WHAT IS BEING ASKED:
Copy all lines below exactly as written. Leave pictures out.

RECORDS PROVIDED:
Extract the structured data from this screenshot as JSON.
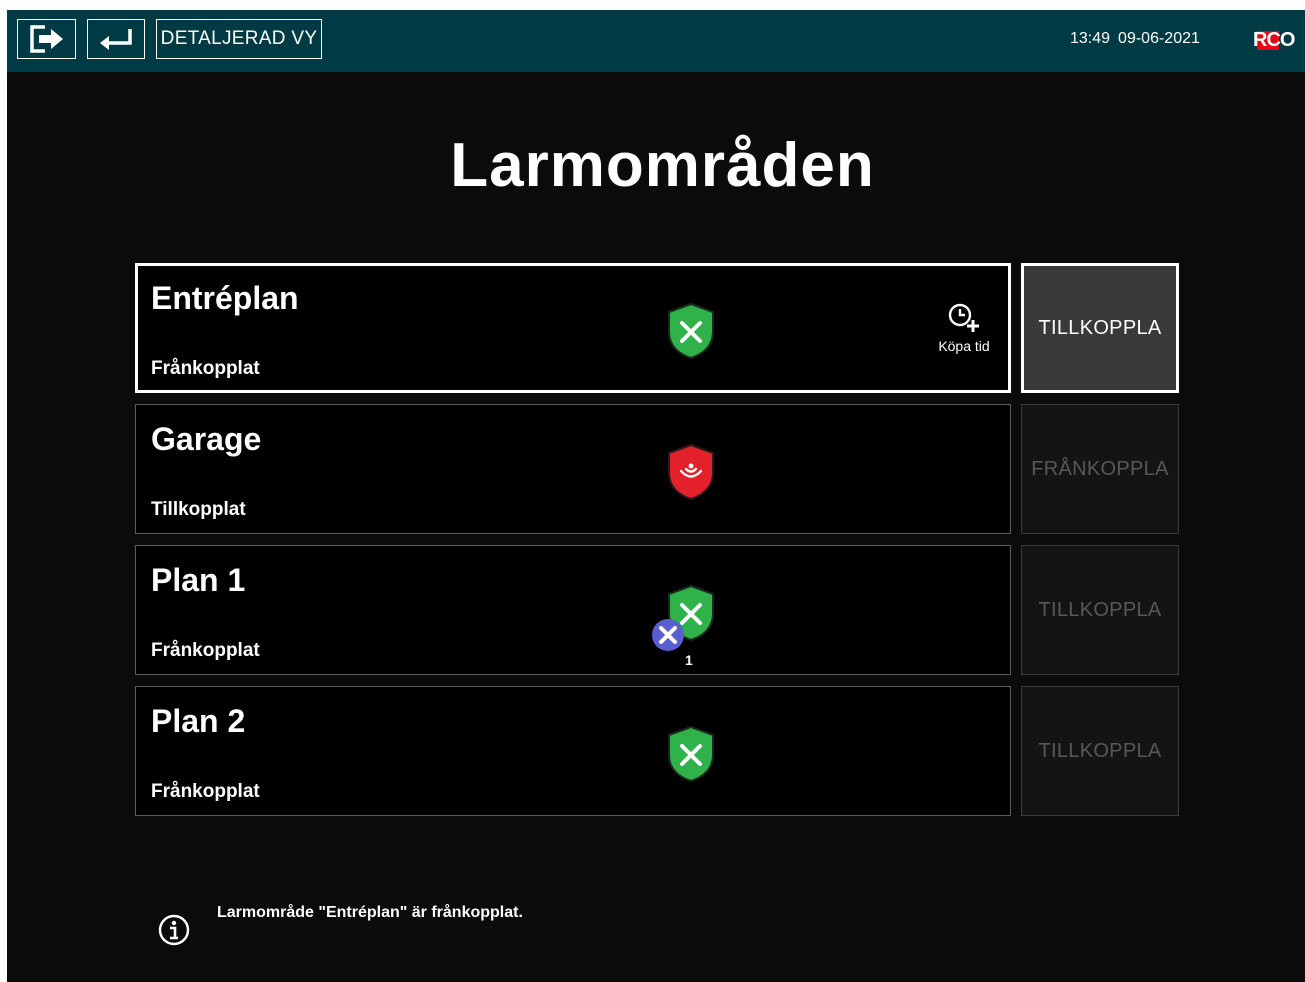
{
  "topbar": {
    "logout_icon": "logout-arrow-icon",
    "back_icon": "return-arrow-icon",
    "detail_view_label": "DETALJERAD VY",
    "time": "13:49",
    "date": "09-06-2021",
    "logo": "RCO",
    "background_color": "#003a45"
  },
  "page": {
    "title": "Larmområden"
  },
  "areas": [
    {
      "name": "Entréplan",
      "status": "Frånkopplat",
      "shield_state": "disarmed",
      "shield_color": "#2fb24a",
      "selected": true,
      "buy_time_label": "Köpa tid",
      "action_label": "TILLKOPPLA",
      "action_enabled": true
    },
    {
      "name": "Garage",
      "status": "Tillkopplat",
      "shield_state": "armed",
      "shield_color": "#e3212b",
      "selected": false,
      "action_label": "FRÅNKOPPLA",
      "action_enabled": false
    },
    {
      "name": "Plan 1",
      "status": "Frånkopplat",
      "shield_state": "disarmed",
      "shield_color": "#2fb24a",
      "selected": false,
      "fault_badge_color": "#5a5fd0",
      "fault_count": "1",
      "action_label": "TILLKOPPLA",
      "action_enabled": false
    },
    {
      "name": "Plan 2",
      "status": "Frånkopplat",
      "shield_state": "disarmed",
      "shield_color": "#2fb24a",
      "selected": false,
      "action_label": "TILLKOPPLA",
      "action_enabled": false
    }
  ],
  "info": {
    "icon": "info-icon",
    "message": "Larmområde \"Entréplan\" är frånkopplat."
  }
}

TASK RESULT:
Extract the structured data from this screenshot as JSON.
{
  "topbar": {
    "logout_icon": "logout-arrow-icon",
    "back_icon": "return-arrow-icon",
    "detail_view_label": "DETALJERAD VY",
    "time": "13:49",
    "date": "09-06-2021",
    "logo": "RCO",
    "background_color": "#003a45"
  },
  "page": {
    "title": "Larmområden"
  },
  "areas": [
    {
      "name": "Entréplan",
      "status": "Frånkopplat",
      "shield_state": "disarmed",
      "shield_color": "#2fb24a",
      "selected": true,
      "buy_time_label": "Köpa tid",
      "action_label": "TILLKOPPLA",
      "action_enabled": true
    },
    {
      "name": "Garage",
      "status": "Tillkopplat",
      "shield_state": "armed",
      "shield_color": "#e3212b",
      "selected": false,
      "action_label": "FRÅNKOPPLA",
      "action_enabled": false
    },
    {
      "name": "Plan 1",
      "status": "Frånkopplat",
      "shield_state": "disarmed",
      "shield_color": "#2fb24a",
      "selected": false,
      "fault_badge_color": "#5a5fd0",
      "fault_count": "1",
      "action_label": "TILLKOPPLA",
      "action_enabled": false
    },
    {
      "name": "Plan 2",
      "status": "Frånkopplat",
      "shield_state": "disarmed",
      "shield_color": "#2fb24a",
      "selected": false,
      "action_label": "TILLKOPPLA",
      "action_enabled": false
    }
  ],
  "info": {
    "icon": "info-icon",
    "message": "Larmområde \"Entréplan\" är frånkopplat."
  }
}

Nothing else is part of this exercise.